*TASK OBJECTIVE:* In the data below, find each line containing the string "JSON" and return it.

::: TASK DATA

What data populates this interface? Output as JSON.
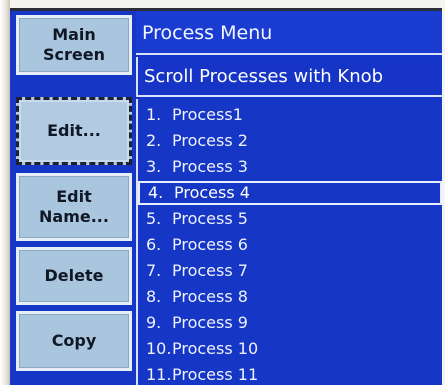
{
  "sidebar": {
    "buttons": [
      {
        "label": "Main\nScreen",
        "selected": false
      },
      {
        "label": "Edit...",
        "selected": true
      },
      {
        "label": "Edit\nName...",
        "selected": false
      },
      {
        "label": "Delete",
        "selected": false
      },
      {
        "label": "Copy",
        "selected": false
      }
    ]
  },
  "header": {
    "title": "Process Menu",
    "instruction": "Scroll Processes with Knob"
  },
  "process_list": {
    "selected_index": 3,
    "items": [
      {
        "num": "1.",
        "name": "Process1"
      },
      {
        "num": "2.",
        "name": "Process 2"
      },
      {
        "num": "3.",
        "name": "Process 3"
      },
      {
        "num": "4.",
        "name": "Process 4"
      },
      {
        "num": "5.",
        "name": "Process 5"
      },
      {
        "num": "6.",
        "name": "Process 6"
      },
      {
        "num": "7.",
        "name": "Process 7"
      },
      {
        "num": "8.",
        "name": "Process 8"
      },
      {
        "num": "9.",
        "name": "Process 9"
      },
      {
        "num": "10.",
        "name": "Process 10"
      },
      {
        "num": "11.",
        "name": "Process 11"
      }
    ]
  },
  "colors": {
    "screen_bg": "#1636c6",
    "button_bg": "#aac6df",
    "text_light": "#eef2ff"
  }
}
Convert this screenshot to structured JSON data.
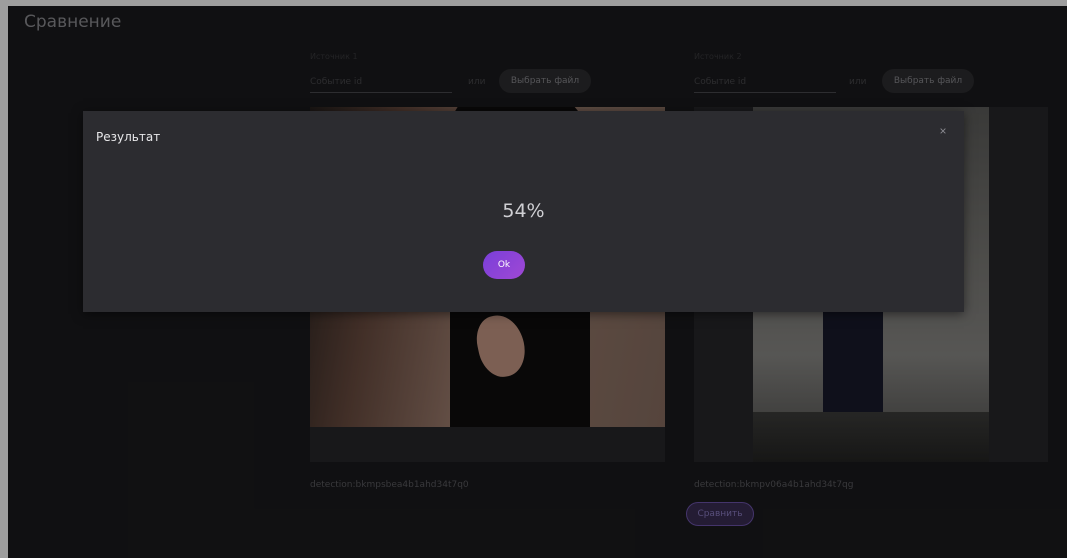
{
  "page": {
    "title": "Сравнение"
  },
  "sources": [
    {
      "label": "Источник 1",
      "event_placeholder": "Событие id",
      "or_text": "или",
      "choose_file_label": "Выбрать файл",
      "detection_id": "detection:bkmpsbea4b1ahd34t7q0"
    },
    {
      "label": "Источник 2",
      "event_placeholder": "Событие id",
      "or_text": "или",
      "choose_file_label": "Выбрать файл",
      "detection_id": "detection:bkmpv06a4b1ahd34t7qg"
    }
  ],
  "compare_button_label": "Сравнить",
  "modal": {
    "title": "Результат",
    "close_glyph": "×",
    "result": "54%",
    "ok_label": "Ok"
  },
  "colors": {
    "background": "#1b1b1d",
    "modal_background": "#2c2c30",
    "accent": "#8e44d6"
  }
}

::::::

*SOLUTION TO THIS TASK:*
What data populates this interface? Output as JSON.
Convert this screenshot to structured JSON data.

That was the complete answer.